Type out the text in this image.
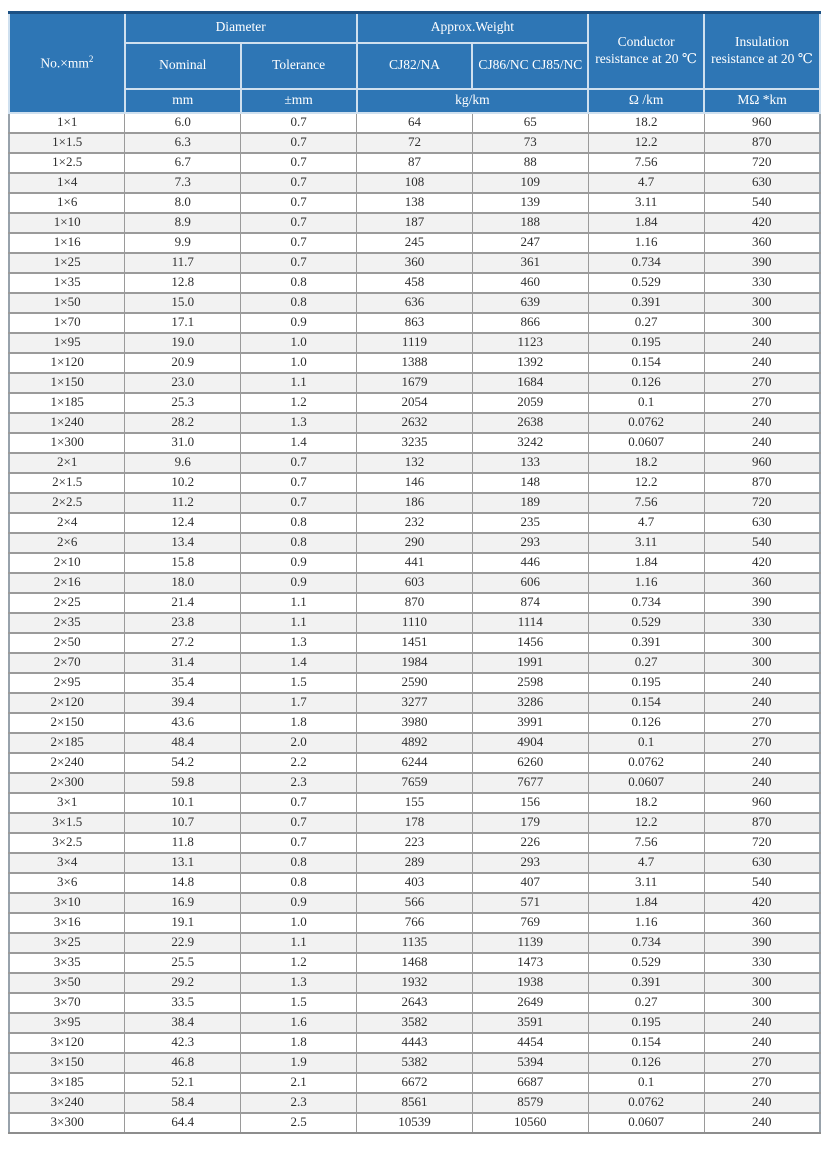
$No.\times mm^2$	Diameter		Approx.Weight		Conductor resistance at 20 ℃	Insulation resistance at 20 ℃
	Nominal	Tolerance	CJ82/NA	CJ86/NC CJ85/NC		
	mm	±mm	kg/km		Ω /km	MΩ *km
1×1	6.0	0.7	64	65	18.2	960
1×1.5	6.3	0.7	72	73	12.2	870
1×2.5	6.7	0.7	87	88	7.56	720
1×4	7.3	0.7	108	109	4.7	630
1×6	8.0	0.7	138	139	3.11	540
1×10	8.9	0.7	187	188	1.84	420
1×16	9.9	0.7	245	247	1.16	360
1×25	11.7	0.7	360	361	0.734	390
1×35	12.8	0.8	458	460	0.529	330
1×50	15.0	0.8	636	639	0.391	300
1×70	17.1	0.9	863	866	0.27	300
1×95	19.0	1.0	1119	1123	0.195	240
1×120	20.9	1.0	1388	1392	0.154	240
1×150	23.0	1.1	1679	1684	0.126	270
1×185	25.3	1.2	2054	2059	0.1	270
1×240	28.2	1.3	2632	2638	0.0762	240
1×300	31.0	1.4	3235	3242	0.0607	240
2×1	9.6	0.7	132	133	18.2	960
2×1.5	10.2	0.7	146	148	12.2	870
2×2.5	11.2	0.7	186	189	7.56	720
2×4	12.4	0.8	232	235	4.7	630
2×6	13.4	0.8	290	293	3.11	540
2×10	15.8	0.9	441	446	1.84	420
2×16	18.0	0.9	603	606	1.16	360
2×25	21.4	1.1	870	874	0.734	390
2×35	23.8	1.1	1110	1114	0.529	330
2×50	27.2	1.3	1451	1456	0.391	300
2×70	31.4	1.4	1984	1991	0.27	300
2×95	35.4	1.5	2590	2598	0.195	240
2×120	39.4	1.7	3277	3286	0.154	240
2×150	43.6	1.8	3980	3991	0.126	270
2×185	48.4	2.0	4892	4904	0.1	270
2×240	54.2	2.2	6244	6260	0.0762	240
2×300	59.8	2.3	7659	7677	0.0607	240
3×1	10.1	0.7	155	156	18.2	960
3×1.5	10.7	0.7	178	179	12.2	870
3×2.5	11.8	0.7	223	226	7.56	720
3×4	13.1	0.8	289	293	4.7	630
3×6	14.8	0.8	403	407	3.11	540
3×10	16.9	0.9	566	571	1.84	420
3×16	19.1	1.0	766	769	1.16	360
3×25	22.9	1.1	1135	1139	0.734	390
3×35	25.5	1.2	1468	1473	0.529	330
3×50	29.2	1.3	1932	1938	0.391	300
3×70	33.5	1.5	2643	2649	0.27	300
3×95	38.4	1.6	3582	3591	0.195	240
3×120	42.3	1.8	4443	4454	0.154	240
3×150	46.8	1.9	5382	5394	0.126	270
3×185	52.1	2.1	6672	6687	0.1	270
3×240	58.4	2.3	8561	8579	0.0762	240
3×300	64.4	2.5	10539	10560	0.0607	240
*****
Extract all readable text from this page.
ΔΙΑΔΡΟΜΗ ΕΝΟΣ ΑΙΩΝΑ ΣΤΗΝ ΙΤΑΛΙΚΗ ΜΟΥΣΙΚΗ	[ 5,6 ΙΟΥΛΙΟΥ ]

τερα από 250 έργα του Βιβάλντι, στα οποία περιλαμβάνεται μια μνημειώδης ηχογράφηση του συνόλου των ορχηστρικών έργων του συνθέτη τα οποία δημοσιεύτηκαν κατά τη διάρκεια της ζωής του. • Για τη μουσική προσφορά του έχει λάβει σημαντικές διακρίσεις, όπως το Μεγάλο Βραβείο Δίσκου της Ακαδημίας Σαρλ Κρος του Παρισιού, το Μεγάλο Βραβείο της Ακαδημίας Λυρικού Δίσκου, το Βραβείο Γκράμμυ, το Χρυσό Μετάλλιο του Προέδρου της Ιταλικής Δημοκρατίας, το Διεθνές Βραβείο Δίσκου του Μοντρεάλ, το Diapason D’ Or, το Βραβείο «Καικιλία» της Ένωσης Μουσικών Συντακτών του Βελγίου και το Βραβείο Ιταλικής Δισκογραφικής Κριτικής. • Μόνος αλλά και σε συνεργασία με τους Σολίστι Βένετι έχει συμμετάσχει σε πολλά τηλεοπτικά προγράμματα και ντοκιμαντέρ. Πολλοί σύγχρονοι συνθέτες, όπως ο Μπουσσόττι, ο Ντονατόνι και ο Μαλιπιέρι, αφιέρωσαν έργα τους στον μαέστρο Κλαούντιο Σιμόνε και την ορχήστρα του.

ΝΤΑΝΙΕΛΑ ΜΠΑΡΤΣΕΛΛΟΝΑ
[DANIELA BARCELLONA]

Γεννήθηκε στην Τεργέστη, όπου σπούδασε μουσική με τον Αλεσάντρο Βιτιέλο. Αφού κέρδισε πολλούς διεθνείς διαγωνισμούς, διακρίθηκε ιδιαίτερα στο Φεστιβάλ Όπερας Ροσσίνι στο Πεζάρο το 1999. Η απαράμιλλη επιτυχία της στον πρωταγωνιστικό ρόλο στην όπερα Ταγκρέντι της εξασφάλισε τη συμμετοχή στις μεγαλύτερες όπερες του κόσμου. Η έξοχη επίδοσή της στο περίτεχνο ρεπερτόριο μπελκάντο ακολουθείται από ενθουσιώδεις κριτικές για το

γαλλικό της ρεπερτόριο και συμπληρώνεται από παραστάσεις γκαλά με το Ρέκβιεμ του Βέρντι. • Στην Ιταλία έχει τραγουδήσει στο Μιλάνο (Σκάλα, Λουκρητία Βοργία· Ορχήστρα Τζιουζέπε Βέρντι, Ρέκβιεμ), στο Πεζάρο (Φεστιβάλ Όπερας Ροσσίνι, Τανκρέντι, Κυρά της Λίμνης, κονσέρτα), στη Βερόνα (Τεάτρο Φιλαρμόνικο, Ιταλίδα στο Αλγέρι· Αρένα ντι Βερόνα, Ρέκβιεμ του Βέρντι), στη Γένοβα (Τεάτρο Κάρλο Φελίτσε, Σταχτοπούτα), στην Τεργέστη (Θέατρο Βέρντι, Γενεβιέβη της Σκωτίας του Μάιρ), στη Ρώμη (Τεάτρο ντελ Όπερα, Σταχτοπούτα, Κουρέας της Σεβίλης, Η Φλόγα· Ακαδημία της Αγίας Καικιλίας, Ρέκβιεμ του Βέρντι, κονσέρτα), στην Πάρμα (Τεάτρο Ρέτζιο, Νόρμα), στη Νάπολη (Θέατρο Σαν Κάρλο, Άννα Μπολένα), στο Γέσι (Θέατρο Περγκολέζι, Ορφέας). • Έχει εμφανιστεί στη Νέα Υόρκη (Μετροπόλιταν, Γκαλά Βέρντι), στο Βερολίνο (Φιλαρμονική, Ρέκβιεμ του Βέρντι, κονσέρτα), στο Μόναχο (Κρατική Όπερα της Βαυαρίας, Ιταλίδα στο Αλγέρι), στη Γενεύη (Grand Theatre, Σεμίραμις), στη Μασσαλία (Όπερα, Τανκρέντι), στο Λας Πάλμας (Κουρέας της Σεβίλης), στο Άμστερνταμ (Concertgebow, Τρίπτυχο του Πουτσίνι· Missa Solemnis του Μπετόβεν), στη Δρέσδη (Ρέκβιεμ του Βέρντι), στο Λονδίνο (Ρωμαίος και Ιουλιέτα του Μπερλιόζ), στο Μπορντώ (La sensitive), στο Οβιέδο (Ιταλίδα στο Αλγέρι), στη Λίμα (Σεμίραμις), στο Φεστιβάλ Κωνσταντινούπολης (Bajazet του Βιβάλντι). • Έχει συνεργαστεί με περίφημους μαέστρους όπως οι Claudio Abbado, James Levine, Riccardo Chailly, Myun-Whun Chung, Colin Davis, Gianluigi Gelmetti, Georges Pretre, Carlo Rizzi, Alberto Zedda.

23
*****
▶ [WORK TO DO]
Scan the listing above and identify each line holding the string "text"; copy every such line.

▶ [OUTPUT]
Type out the text in this image.
Extract all readable text from this page.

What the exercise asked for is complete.